STORED RECORDS —
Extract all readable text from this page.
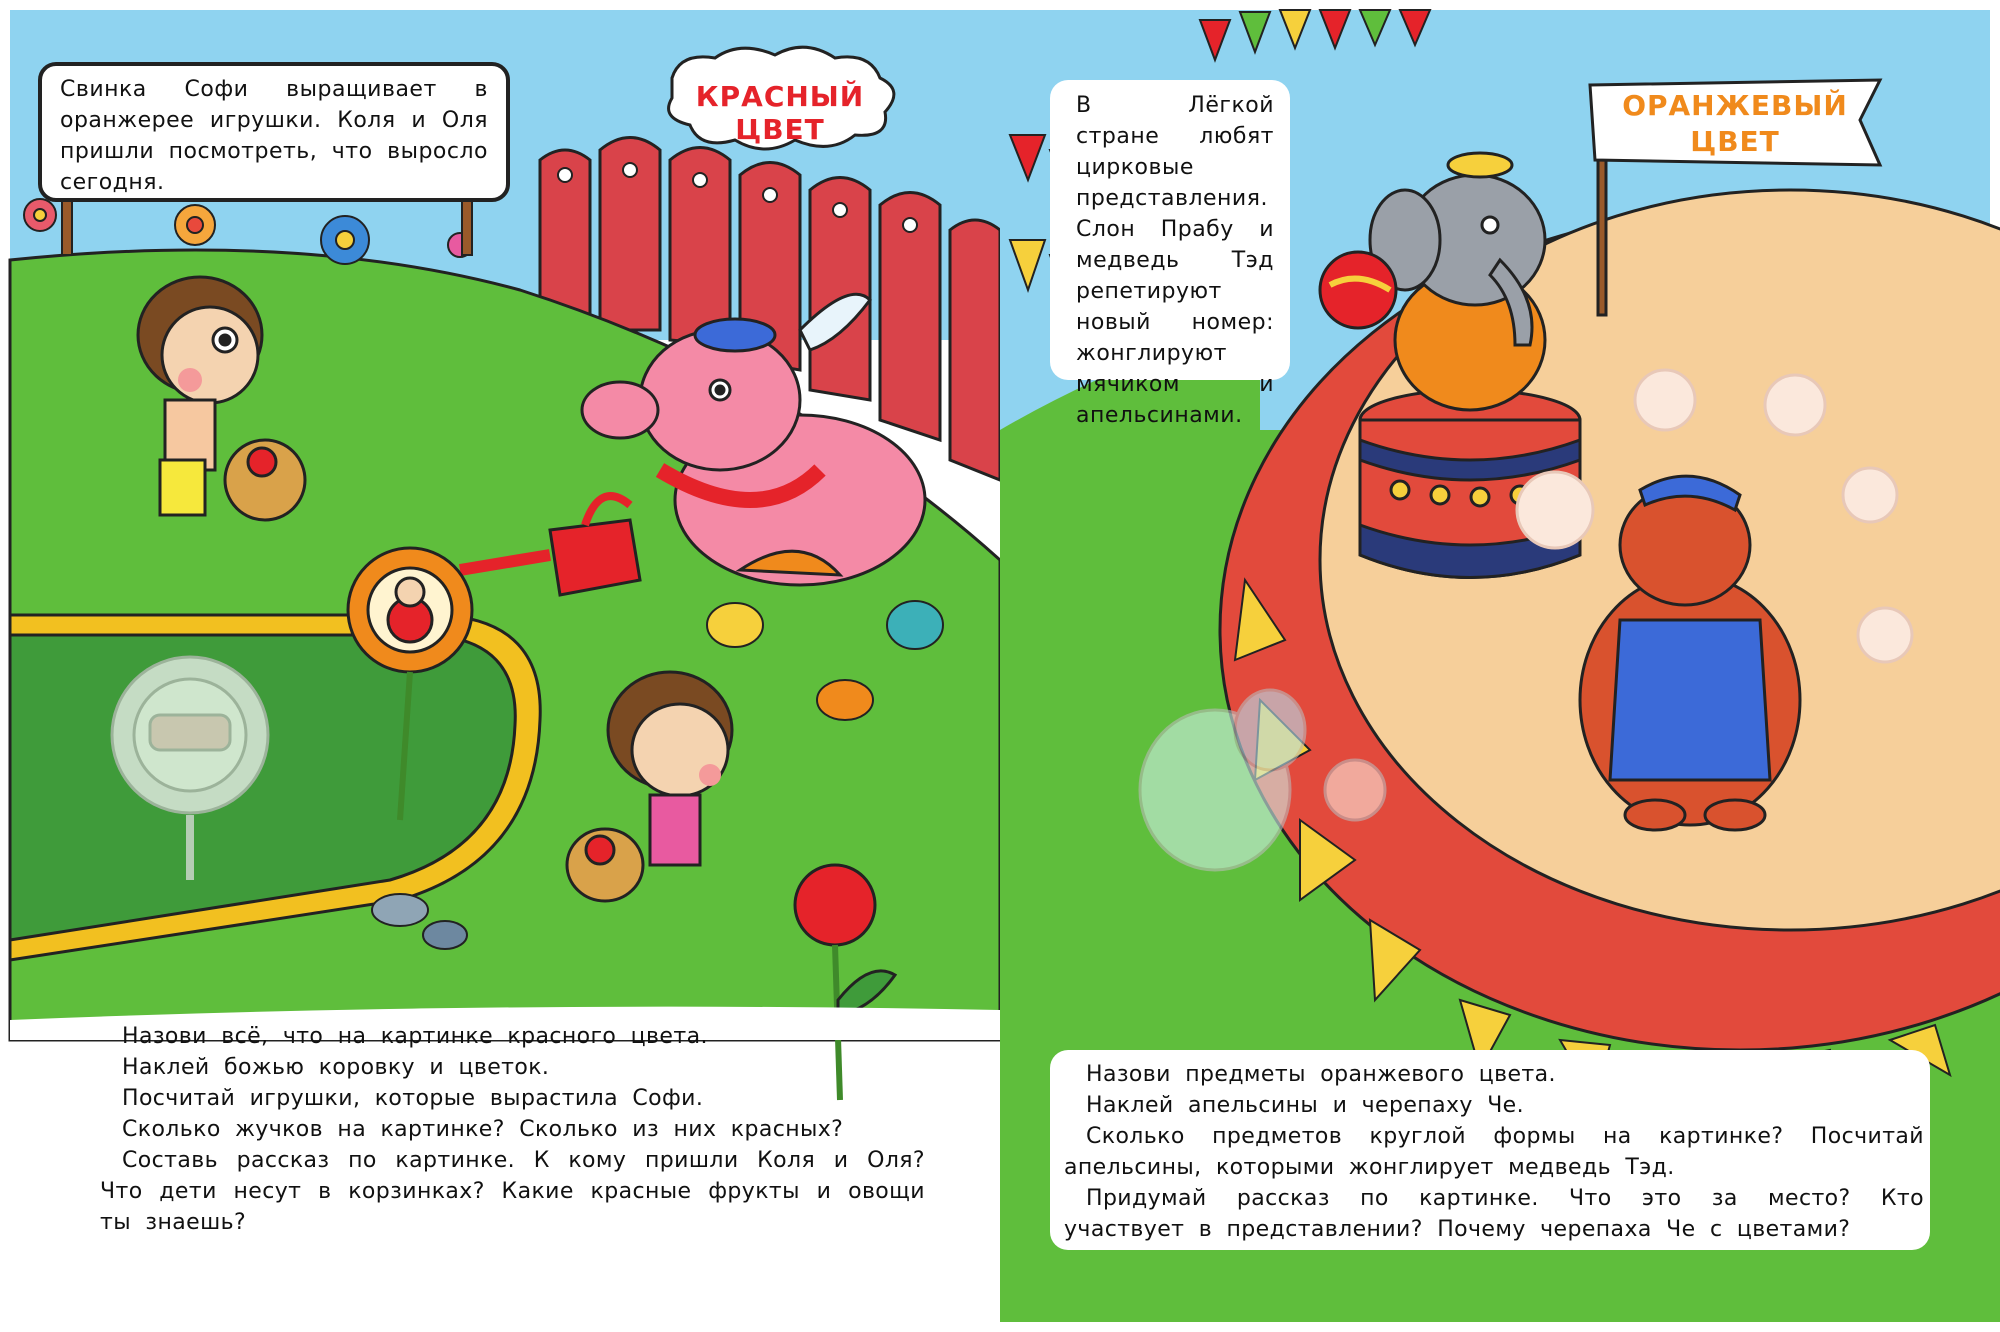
Свинка Софи выращивает в оранжерее игрушки. Коля и Оля пришли посмотреть, что выросло сегодня.

КРАСНЫЙ ЦВЕТ

Назови всё, что на картинке красного цвета.

Наклей божью коровку и цветок.

Посчитай игрушки, которые вырастила Софи.

Сколько жучков на картинке? Сколько из них красных?

Составь рассказ по картинке. К кому пришли Коля и Оля? Что дети несут в корзинках? Какие красные фрукты и овощи ты знаешь?

В Лёгкой стране любят цирковые представления. Слон Прабу и медведь Тэд репетируют новый номер: жонглируют мячиком и апельсинами.

ОРАНЖЕВЫЙ
ЦВЕТ

Назови предметы оранжевого цвета.

Наклей апельсины и черепаху Че.

Сколько предметов круглой формы на картинке? Посчитай апельсины, которыми жонглирует медведь Тэд.

Придумай рассказ по картинке. Что это за место? Кто участвует в представлении? Почему черепаха Че с цветами?
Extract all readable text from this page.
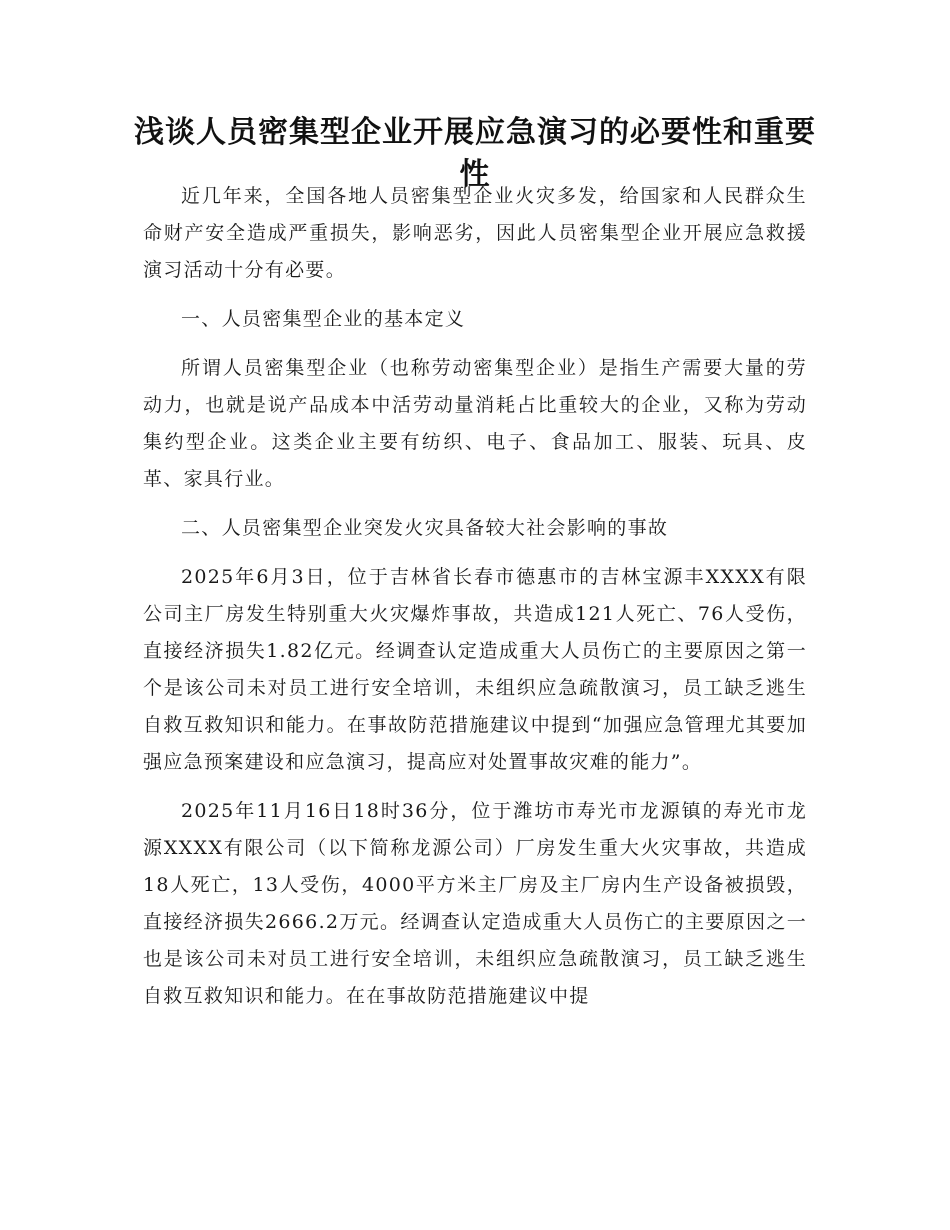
浅谈人员密集型企业开展应急演习的必要性和重要性

近几年来，全国各地人员密集型企业火灾多发，给国家和人民群众生命财产安全造成严重损失，影响恶劣，因此人员密集型企业开展应急救援演习活动十分有必要。

一、人员密集型企业的基本定义

所谓人员密集型企业（也称劳动密集型企业）是指生产需要大量的劳动力，也就是说产品成本中活劳动量消耗占比重较大的企业，又称为劳动集约型企业。这类企业主要有纺织、电子、食品加工、服装、玩具、皮革、家具行业。

二、人员密集型企业突发火灾具备较大社会影响的事故

2025年6月3日，位于吉林省长春市德惠市的吉林宝源丰XXXX有限公司主厂房发生特别重大火灾爆炸事故，共造成121人死亡、76人受伤，直接经济损失1.82亿元。经调查认定造成重大人员伤亡的主要原因之第一个是该公司未对员工进行安全培训，未组织应急疏散演习，员工缺乏逃生自救互救知识和能力。在事故防范措施建议中提到“加强应急管理尤其要加强应急预案建设和应急演习，提高应对处置事故灾难的能力”。

2025年11月16日18时36分，位于潍坊市寿光市龙源镇的寿光市龙源XXXX有限公司（以下简称龙源公司）厂房发生重大火灾事故，共造成18人死亡，13人受伤，4000平方米主厂房及主厂房内生产设备被损毁，直接经济损失2666.2万元。经调查认定造成重大人员伤亡的主要原因之一也是该公司未对员工进行安全培训，未组织应急疏散演习，员工缺乏逃生自救互救知识和能力。在在事故防范措施建议中提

REQUIRED TASK —
Omit the pictures, then output the rest of the listing exactly.

SOLUTION —
Extract all readable text from this page.
Свинка Софи выращивает в оранжерее игрушки. Коля и Оля пришли посмотреть, что выросло сегодня.

КРАСНЫЙ ЦВЕТ

Назови всё, что на картинке красного цвета.

Наклей божью коровку и цветок.

Посчитай игрушки, которые вырастила Софи.

Сколько жучков на картинке? Сколько из них красных?

Составь рассказ по картинке. К кому пришли Коля и Оля? Что дети несут в корзинках? Какие красные фрукты и овощи ты знаешь?

В Лёгкой стране любят цирковые представления. Слон Прабу и медведь Тэд репетируют новый номер: жонглируют мячиком и апельсинами.

ОРАНЖЕВЫЙ
ЦВЕТ

Назови предметы оранжевого цвета.

Наклей апельсины и черепаху Че.

Сколько предметов круглой формы на картинке? Посчитай апельсины, которыми жонглирует медведь Тэд.

Придумай рассказ по картинке. Что это за место? Кто участвует в представлении? Почему черепаха Че с цветами?
Extract all readable text from this page.
浅谈人员密集型企业开展应急演习的必要性和重要性

近几年来，全国各地人员密集型企业火灾多发，给国家和人民群众生命财产安全造成严重损失，影响恶劣，因此人员密集型企业开展应急救援演习活动十分有必要。

一、人员密集型企业的基本定义

所谓人员密集型企业（也称劳动密集型企业）是指生产需要大量的劳动力，也就是说产品成本中活劳动量消耗占比重较大的企业，又称为劳动集约型企业。这类企业主要有纺织、电子、食品加工、服装、玩具、皮革、家具行业。

二、人员密集型企业突发火灾具备较大社会影响的事故

2025年6月3日，位于吉林省长春市德惠市的吉林宝源丰XXXX有限公司主厂房发生特别重大火灾爆炸事故，共造成121人死亡、76人受伤，直接经济损失1.82亿元。经调查认定造成重大人员伤亡的主要原因之第一个是该公司未对员工进行安全培训，未组织应急疏散演习，员工缺乏逃生自救互救知识和能力。在事故防范措施建议中提到“加强应急管理尤其要加强应急预案建设和应急演习，提高应对处置事故灾难的能力”。

2025年11月16日18时36分，位于潍坊市寿光市龙源镇的寿光市龙源XXXX有限公司（以下简称龙源公司）厂房发生重大火灾事故，共造成18人死亡，13人受伤，4000平方米主厂房及主厂房内生产设备被损毁，直接经济损失2666.2万元。经调查认定造成重大人员伤亡的主要原因之一也是该公司未对员工进行安全培训，未组织应急疏散演习，员工缺乏逃生自救互救知识和能力。在在事故防范措施建议中提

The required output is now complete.